## Aim
Output all entries verbatim. Skip pictures.
# # #
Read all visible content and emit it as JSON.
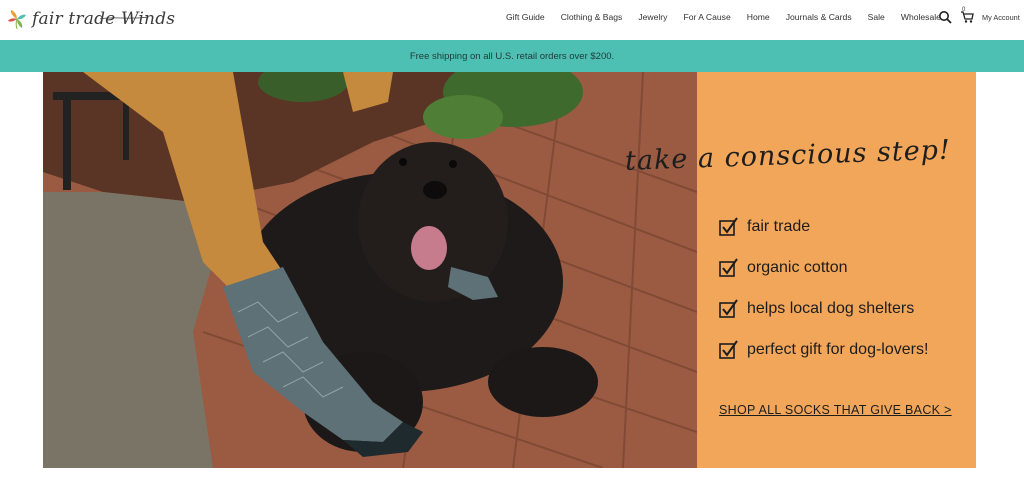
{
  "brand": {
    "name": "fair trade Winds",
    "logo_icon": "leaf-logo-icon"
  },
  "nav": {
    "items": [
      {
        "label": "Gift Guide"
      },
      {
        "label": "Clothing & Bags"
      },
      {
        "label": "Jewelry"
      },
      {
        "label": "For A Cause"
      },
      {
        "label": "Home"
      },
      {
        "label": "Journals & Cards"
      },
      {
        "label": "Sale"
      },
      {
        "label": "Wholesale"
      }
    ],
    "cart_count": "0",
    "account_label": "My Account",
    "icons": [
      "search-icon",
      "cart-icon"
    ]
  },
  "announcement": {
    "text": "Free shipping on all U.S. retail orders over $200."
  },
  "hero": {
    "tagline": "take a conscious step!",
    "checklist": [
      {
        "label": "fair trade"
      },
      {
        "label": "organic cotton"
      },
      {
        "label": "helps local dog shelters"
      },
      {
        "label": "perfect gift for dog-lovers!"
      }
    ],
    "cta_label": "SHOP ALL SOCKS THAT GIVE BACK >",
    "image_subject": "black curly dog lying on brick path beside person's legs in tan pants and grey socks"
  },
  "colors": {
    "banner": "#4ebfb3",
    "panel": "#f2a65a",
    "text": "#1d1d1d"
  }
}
# # #
## Task answer
Read all visible content and emit it as JSON.
{
  "brand": {
    "name": "fair trade Winds",
    "logo_icon": "leaf-logo-icon"
  },
  "nav": {
    "items": [
      {
        "label": "Gift Guide"
      },
      {
        "label": "Clothing & Bags"
      },
      {
        "label": "Jewelry"
      },
      {
        "label": "For A Cause"
      },
      {
        "label": "Home"
      },
      {
        "label": "Journals & Cards"
      },
      {
        "label": "Sale"
      },
      {
        "label": "Wholesale"
      }
    ],
    "cart_count": "0",
    "account_label": "My Account",
    "icons": [
      "search-icon",
      "cart-icon"
    ]
  },
  "announcement": {
    "text": "Free shipping on all U.S. retail orders over $200."
  },
  "hero": {
    "tagline": "take a conscious step!",
    "checklist": [
      {
        "label": "fair trade"
      },
      {
        "label": "organic cotton"
      },
      {
        "label": "helps local dog shelters"
      },
      {
        "label": "perfect gift for dog-lovers!"
      }
    ],
    "cta_label": "SHOP ALL SOCKS THAT GIVE BACK >",
    "image_subject": "black curly dog lying on brick path beside person's legs in tan pants and grey socks"
  },
  "colors": {
    "banner": "#4ebfb3",
    "panel": "#f2a65a",
    "text": "#1d1d1d"
  }
}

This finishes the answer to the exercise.